What is being asked: Look through the data and write out every line with the word "consultation" in it.

Provided records:
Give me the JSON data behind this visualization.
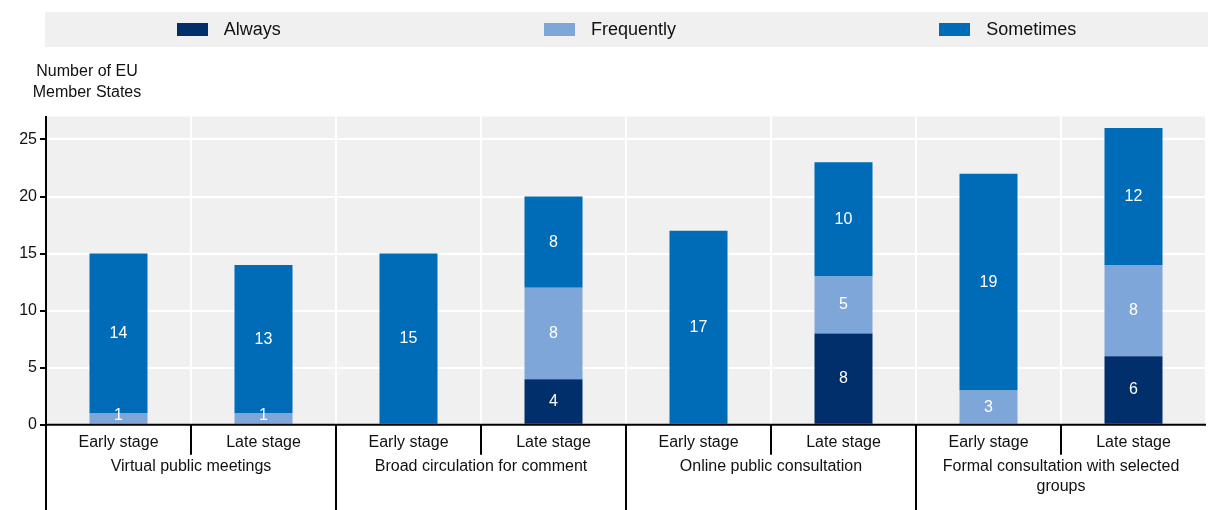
{
  "chart_data": {
    "type": "bar",
    "stacked": true,
    "ylabel": "Number of EU Member States",
    "categories": [
      "Early stage",
      "Late stage",
      "Early stage",
      "Late stage",
      "Early stage",
      "Late stage",
      "Early stage",
      "Late stage"
    ],
    "annotations": [
      "Virtual public meetings",
      "Broad circulation for comment",
      "Online public consultation",
      "Formal consultation with selected groups"
    ],
    "series": [
      {
        "name": "Always",
        "color": "#002f6c",
        "values": [
          0,
          0,
          0,
          4,
          0,
          8,
          0,
          6
        ],
        "value_labels": [
          null,
          null,
          null,
          "4",
          null,
          "8",
          null,
          "6"
        ]
      },
      {
        "name": "Frequently",
        "color": "#7fa6d9",
        "values": [
          1,
          1,
          0,
          8,
          0,
          5,
          3,
          8
        ],
        "value_labels": [
          "1",
          "1",
          null,
          "8",
          null,
          "5",
          "3",
          "8"
        ]
      },
      {
        "name": "Sometimes",
        "color": "#006bb6",
        "values": [
          14,
          13,
          15,
          8,
          17,
          10,
          19,
          12
        ],
        "value_labels": [
          "14",
          "13",
          "15",
          "8",
          "17",
          "10",
          "19",
          "12"
        ]
      }
    ],
    "ylim": [
      0,
      27
    ],
    "yticks": [
      0,
      5,
      10,
      15,
      20,
      25
    ],
    "grid": true,
    "legend": "top"
  }
}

Written solution:
      "Online public consultation",
      "Formal consultation with selected groups"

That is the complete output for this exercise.